- _Exercise aim_: Repeat every line below exactly as it reads.
[Start of Records for the task]
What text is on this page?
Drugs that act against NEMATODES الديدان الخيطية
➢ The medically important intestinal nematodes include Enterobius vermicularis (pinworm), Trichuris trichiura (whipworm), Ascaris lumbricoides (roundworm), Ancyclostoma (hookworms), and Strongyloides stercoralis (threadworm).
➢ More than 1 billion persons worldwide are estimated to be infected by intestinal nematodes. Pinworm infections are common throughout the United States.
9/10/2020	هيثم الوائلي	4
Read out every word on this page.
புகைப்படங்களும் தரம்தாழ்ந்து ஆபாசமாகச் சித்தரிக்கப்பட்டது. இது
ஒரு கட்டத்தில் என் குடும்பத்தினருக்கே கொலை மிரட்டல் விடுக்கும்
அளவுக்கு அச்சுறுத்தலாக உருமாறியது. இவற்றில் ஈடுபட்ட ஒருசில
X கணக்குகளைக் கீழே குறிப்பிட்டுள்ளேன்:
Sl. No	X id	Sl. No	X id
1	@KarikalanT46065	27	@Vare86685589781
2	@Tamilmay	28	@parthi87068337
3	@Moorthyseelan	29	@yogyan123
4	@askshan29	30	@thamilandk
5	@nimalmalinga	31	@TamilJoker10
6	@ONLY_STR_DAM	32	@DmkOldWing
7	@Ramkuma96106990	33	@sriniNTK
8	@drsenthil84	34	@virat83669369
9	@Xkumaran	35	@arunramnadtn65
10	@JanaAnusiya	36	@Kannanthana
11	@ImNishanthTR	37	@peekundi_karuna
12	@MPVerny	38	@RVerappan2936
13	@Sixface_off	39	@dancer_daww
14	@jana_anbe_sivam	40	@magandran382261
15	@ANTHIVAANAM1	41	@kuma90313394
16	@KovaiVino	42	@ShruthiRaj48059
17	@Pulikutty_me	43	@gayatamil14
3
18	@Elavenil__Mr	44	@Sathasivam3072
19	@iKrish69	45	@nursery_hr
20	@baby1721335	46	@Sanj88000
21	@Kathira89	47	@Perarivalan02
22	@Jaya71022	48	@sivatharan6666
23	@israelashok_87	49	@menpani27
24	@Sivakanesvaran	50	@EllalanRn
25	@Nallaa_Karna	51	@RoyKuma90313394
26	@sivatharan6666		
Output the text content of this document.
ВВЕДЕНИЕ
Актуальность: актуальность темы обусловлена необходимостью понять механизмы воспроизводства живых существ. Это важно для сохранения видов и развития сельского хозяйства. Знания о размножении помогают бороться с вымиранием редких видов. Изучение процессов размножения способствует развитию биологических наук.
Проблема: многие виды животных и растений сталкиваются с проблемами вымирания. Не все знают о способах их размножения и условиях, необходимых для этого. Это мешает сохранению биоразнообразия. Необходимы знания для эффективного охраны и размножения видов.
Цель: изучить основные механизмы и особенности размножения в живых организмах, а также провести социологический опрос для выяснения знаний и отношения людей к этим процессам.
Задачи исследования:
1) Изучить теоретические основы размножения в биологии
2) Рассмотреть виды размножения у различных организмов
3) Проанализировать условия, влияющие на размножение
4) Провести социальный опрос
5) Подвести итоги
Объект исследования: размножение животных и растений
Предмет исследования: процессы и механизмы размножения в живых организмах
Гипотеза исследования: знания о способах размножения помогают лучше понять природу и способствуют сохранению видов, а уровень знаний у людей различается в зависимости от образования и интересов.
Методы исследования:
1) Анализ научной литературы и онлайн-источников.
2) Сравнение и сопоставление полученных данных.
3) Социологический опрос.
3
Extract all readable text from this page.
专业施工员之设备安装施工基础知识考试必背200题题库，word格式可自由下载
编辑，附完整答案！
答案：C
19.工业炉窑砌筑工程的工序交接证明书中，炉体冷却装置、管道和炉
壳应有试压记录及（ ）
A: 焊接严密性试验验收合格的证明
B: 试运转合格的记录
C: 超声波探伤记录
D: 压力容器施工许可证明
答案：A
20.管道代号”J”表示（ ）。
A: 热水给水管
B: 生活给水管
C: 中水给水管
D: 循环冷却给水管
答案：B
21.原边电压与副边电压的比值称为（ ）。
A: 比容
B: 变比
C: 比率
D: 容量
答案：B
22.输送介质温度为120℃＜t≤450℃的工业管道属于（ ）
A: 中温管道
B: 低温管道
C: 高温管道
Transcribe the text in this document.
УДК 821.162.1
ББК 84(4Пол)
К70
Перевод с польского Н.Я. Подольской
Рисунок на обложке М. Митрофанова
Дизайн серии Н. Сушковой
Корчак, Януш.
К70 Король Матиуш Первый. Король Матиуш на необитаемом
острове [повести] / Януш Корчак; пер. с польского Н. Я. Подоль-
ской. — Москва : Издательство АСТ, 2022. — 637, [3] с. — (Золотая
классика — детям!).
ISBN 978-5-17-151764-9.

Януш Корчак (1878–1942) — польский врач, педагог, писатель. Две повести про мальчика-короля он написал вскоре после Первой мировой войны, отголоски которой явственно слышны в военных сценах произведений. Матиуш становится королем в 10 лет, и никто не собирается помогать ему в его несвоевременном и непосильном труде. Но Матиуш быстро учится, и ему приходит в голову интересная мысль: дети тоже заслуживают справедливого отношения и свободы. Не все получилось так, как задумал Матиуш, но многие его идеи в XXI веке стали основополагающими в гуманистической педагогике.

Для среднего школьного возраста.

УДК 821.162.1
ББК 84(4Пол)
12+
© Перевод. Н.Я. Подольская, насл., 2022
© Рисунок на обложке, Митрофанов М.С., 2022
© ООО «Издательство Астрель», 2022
[End of Records for the task]
- _Completed exercise_:
What text is on this page?
Drugs that act against NEMATODES الديدان الخيطية
➢ The medically important intestinal nematodes include Enterobius vermicularis (pinworm), Trichuris trichiura (whipworm), Ascaris lumbricoides (roundworm), Ancyclostoma (hookworms), and Strongyloides stercoralis (threadworm).
➢ More than 1 billion persons worldwide are estimated to be infected by intestinal nematodes. Pinworm infections are common throughout the United States.
9/10/2020	هيثم الوائلي	4
Read out every word on this page.
புகைப்படங்களும் தரம்தாழ்ந்து ஆபாசமாகச் சித்தரிக்கப்பட்டது. இது
ஒரு கட்டத்தில் என் குடும்பத்தினருக்கே கொலை மிரட்டல் விடுக்கும்
அளவுக்கு அச்சுறுத்தலாக உருமாறியது. இவற்றில் ஈடுபட்ட ஒருசில
X கணக்குகளைக் கீழே குறிப்பிட்டுள்ளேன்:
Sl. No	X id	Sl. No	X id
1	@KarikalanT46065	27	@Vare86685589781
2	@Tamilmay	28	@parthi87068337
3	@Moorthyseelan	29	@yogyan123
4	@askshan29	30	@thamilandk
5	@nimalmalinga	31	@TamilJoker10
6	@ONLY_STR_DAM	32	@DmkOldWing
7	@Ramkuma96106990	33	@sriniNTK
8	@drsenthil84	34	@virat83669369
9	@Xkumaran	35	@arunramnadtn65
10	@JanaAnusiya	36	@Kannanthana
11	@ImNishanthTR	37	@peekundi_karuna
12	@MPVerny	38	@RVerappan2936
13	@Sixface_off	39	@dancer_daww
14	@jana_anbe_sivam	40	@magandran382261
15	@ANTHIVAANAM1	41	@kuma90313394
16	@KovaiVino	42	@ShruthiRaj48059
17	@Pulikutty_me	43	@gayatamil14
3
18	@Elavenil__Mr	44	@Sathasivam3072
19	@iKrish69	45	@nursery_hr
20	@baby1721335	46	@Sanj88000
21	@Kathira89	47	@Perarivalan02
22	@Jaya71022	48	@sivatharan6666
23	@israelashok_87	49	@menpani27
24	@Sivakanesvaran	50	@EllalanRn
25	@Nallaa_Karna	51	@RoyKuma90313394
26	@sivatharan6666		
Output the text content of this document.
ВВЕДЕНИЕ
Актуальность: актуальность темы обусловлена необходимостью понять механизмы воспроизводства живых существ. Это важно для сохранения видов и развития сельского хозяйства. Знания о размножении помогают бороться с вымиранием редких видов. Изучение процессов размножения способствует развитию биологических наук.
Проблема: многие виды животных и растений сталкиваются с проблемами вымирания. Не все знают о способах их размножения и условиях, необходимых для этого. Это мешает сохранению биоразнообразия. Необходимы знания для эффективного охраны и размножения видов.
Цель: изучить основные механизмы и особенности размножения в живых организмах, а также провести социологический опрос для выяснения знаний и отношения людей к этим процессам.
Задачи исследования:
1) Изучить теоретические основы размножения в биологии
2) Рассмотреть виды размножения у различных организмов
3) Проанализировать условия, влияющие на размножение
4) Провести социальный опрос
5) Подвести итоги
Объект исследования: размножение животных и растений
Предмет исследования: процессы и механизмы размножения в живых организмах
Гипотеза исследования: знания о способах размножения помогают лучше понять природу и способствуют сохранению видов, а уровень знаний у людей различается в зависимости от образования и интересов.
Методы исследования:
1) Анализ научной литературы и онлайн-источников.
2) Сравнение и сопоставление полученных данных.
3) Социологический опрос.
3
Extract all readable text from this page.
专业施工员之设备安装施工基础知识考试必背200题题库，word格式可自由下载
编辑，附完整答案！
答案：C
19.工业炉窑砌筑工程的工序交接证明书中，炉体冷却装置、管道和炉
壳应有试压记录及（ ）
A: 焊接严密性试验验收合格的证明
B: 试运转合格的记录
C: 超声波探伤记录
D: 压力容器施工许可证明
答案：A
20.管道代号”J”表示（ ）。
A: 热水给水管
B: 生活给水管
C: 中水给水管
D: 循环冷却给水管
答案：B
21.原边电压与副边电压的比值称为（ ）。
A: 比容
B: 变比
C: 比率
D: 容量
答案：B
22.输送介质温度为120℃＜t≤450℃的工业管道属于（ ）
A: 中温管道
B: 低温管道
C: 高温管道
Transcribe the text in this document.
УДК 821.162.1
ББК 84(4Пол)
К70
Перевод с польского Н.Я. Подольской
Рисунок на обложке М. Митрофанова
Дизайн серии Н. Сушковой
Корчак, Януш.
К70 Король Матиуш Первый. Король Матиуш на необитаемом
острове [повести] / Януш Корчак; пер. с польского Н. Я. Подоль-
ской. — Москва : Издательство АСТ, 2022. — 637, [3] с. — (Золотая
классика — детям!).
ISBN 978-5-17-151764-9.

Януш Корчак (1878–1942) — польский врач, педагог, писатель. Две повести про мальчика-короля он написал вскоре после Первой мировой войны, отголоски которой явственно слышны в военных сценах произведений. Матиуш становится королем в 10 лет, и никто не собирается помогать ему в его несвоевременном и непосильном труде. Но Матиуш быстро учится, и ему приходит в голову интересная мысль: дети тоже заслуживают справедливого отношения и свободы. Не все получилось так, как задумал Матиуш, но многие его идеи в XXI веке стали основополагающими в гуманистической педагогике.

Для среднего школьного возраста.

УДК 821.162.1
ББК 84(4Пол)
12+
© Перевод. Н.Я. Подольская, насл., 2022
© Рисунок на обложке, Митрофанов М.С., 2022
© ООО «Издательство Астрель», 2022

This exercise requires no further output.